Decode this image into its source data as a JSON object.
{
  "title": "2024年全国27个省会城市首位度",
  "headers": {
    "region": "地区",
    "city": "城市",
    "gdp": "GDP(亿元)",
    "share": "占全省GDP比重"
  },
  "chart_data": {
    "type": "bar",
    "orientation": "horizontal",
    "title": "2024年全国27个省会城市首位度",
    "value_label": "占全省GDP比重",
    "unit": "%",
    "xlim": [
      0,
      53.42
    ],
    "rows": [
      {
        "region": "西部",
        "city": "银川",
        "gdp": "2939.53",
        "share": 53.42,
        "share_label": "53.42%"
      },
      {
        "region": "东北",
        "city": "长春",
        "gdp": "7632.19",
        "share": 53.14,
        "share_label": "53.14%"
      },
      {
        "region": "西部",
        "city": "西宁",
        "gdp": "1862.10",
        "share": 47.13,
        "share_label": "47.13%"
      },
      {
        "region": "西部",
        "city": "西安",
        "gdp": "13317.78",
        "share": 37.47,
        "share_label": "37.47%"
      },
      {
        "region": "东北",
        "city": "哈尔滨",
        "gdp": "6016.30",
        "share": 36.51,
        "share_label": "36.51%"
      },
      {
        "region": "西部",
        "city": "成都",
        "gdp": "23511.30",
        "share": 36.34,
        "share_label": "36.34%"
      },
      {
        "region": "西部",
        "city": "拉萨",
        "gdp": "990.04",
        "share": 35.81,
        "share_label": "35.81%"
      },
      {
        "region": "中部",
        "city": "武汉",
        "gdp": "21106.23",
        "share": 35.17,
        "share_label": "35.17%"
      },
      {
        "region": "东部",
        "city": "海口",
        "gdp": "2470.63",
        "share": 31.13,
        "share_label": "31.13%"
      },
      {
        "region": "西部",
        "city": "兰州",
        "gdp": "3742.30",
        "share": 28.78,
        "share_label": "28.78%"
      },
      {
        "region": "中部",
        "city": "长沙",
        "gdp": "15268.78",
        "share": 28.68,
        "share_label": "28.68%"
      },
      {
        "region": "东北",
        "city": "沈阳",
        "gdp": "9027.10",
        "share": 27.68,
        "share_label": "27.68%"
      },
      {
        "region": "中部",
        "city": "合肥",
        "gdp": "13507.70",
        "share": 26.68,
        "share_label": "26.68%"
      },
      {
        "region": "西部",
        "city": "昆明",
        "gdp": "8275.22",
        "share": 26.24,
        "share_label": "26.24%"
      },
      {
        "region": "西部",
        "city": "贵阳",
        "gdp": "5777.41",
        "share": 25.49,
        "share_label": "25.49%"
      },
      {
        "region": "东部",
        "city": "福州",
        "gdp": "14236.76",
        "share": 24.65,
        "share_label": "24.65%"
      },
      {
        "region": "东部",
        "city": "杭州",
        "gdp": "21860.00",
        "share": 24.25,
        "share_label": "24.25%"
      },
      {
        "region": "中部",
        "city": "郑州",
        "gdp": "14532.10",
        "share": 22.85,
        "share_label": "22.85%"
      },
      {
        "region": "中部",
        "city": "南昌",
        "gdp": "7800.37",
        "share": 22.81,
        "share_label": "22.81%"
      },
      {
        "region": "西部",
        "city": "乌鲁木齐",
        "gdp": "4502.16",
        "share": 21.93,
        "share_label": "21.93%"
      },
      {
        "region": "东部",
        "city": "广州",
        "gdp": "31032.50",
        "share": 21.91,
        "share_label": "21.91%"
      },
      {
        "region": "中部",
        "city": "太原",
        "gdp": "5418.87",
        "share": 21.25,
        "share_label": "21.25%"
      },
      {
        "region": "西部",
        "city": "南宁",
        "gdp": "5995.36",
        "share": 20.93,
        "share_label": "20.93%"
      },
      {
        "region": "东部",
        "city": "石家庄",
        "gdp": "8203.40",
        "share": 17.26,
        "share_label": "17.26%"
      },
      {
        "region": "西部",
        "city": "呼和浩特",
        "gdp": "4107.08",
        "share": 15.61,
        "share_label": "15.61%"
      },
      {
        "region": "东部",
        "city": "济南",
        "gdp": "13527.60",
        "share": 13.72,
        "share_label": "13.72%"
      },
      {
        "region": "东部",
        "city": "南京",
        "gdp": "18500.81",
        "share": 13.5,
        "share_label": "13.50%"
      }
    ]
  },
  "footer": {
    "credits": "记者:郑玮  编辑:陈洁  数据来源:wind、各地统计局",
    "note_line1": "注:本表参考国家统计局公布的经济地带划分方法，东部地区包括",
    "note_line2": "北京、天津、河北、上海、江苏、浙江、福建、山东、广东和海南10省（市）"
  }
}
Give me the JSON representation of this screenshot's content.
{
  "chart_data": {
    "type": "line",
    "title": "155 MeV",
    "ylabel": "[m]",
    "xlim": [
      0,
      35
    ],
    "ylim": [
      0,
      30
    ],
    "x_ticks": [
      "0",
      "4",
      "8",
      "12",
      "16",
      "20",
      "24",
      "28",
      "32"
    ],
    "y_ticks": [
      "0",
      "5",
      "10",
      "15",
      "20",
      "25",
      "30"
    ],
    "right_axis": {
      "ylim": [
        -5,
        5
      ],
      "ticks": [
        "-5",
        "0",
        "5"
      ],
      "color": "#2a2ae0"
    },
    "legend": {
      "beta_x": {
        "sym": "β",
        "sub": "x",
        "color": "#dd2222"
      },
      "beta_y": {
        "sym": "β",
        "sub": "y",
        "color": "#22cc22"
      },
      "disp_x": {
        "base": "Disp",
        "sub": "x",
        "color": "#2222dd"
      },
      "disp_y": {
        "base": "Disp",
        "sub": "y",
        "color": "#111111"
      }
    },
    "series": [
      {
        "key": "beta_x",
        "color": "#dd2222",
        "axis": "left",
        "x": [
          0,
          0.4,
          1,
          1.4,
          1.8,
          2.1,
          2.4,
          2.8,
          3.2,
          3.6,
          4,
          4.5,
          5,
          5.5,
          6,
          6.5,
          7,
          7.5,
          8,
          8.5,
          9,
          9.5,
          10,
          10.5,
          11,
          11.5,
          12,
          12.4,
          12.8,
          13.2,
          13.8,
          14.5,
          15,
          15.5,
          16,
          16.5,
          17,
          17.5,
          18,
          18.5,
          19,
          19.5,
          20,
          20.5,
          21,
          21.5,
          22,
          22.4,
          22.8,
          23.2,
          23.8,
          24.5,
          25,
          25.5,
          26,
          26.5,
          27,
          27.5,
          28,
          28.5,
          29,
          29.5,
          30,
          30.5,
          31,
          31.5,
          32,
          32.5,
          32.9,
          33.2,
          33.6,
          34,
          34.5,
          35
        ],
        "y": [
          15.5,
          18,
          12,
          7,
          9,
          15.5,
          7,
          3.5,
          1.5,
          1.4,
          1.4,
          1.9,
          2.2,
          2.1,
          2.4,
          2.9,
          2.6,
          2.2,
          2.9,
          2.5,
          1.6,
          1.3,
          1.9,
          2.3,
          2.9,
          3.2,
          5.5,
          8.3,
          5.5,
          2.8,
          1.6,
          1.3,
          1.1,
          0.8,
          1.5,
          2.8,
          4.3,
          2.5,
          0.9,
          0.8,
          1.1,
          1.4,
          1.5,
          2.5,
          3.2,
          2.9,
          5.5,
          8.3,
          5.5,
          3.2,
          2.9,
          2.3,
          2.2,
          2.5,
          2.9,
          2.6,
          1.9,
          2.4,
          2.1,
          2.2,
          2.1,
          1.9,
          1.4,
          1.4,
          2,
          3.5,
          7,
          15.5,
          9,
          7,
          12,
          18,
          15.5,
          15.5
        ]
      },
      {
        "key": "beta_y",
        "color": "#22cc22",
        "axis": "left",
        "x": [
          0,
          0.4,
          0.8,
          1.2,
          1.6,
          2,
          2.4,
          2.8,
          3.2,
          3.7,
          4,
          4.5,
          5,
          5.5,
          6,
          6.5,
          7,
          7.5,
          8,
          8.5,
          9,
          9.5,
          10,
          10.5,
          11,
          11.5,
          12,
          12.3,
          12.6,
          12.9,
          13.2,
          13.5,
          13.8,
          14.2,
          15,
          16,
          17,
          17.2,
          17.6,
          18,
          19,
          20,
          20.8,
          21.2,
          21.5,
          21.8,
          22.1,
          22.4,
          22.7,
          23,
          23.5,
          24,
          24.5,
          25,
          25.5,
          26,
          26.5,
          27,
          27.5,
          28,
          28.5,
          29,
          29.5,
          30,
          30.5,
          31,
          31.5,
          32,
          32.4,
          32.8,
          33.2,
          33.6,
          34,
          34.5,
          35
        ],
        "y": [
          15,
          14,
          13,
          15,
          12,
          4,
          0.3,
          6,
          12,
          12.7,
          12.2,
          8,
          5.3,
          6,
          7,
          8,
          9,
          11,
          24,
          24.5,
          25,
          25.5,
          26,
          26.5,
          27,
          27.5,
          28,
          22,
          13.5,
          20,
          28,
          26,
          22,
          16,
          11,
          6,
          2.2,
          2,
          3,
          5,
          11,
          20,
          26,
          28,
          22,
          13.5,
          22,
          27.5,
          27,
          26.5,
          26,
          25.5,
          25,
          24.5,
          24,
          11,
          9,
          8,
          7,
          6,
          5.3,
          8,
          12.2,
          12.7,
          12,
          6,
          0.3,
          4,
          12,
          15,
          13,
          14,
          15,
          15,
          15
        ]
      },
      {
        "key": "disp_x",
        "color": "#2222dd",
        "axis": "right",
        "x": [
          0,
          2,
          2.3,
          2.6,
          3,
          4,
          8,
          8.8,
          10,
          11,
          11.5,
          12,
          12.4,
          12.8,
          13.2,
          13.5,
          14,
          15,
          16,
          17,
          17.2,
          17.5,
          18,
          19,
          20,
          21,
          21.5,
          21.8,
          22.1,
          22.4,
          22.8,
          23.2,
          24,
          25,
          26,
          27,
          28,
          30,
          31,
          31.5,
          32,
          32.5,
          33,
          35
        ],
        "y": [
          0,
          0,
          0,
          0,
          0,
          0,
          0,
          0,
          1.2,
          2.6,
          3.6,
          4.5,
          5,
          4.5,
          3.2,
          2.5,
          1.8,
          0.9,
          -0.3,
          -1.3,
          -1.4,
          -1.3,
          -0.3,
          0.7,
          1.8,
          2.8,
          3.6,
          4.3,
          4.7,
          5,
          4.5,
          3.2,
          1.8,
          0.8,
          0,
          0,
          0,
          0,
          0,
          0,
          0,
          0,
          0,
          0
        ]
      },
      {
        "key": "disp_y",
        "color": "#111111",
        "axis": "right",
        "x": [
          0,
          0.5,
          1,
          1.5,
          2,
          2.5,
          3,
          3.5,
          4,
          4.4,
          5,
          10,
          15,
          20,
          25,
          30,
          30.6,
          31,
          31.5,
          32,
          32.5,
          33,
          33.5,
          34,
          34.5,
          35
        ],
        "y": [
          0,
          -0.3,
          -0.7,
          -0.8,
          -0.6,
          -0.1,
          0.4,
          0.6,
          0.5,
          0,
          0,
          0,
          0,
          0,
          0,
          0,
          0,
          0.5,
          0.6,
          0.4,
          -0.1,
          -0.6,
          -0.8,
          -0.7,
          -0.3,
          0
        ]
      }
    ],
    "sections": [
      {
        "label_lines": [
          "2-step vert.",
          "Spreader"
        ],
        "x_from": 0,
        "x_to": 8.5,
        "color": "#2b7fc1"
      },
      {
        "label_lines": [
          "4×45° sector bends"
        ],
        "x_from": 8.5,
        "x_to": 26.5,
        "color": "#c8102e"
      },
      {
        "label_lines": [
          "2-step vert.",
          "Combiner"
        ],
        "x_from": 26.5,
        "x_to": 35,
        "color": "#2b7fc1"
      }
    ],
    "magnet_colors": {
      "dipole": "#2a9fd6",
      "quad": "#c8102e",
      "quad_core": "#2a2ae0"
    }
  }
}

———

Task: Tell how many lines of the data include the word "title", and nothing else.

Task answer: 3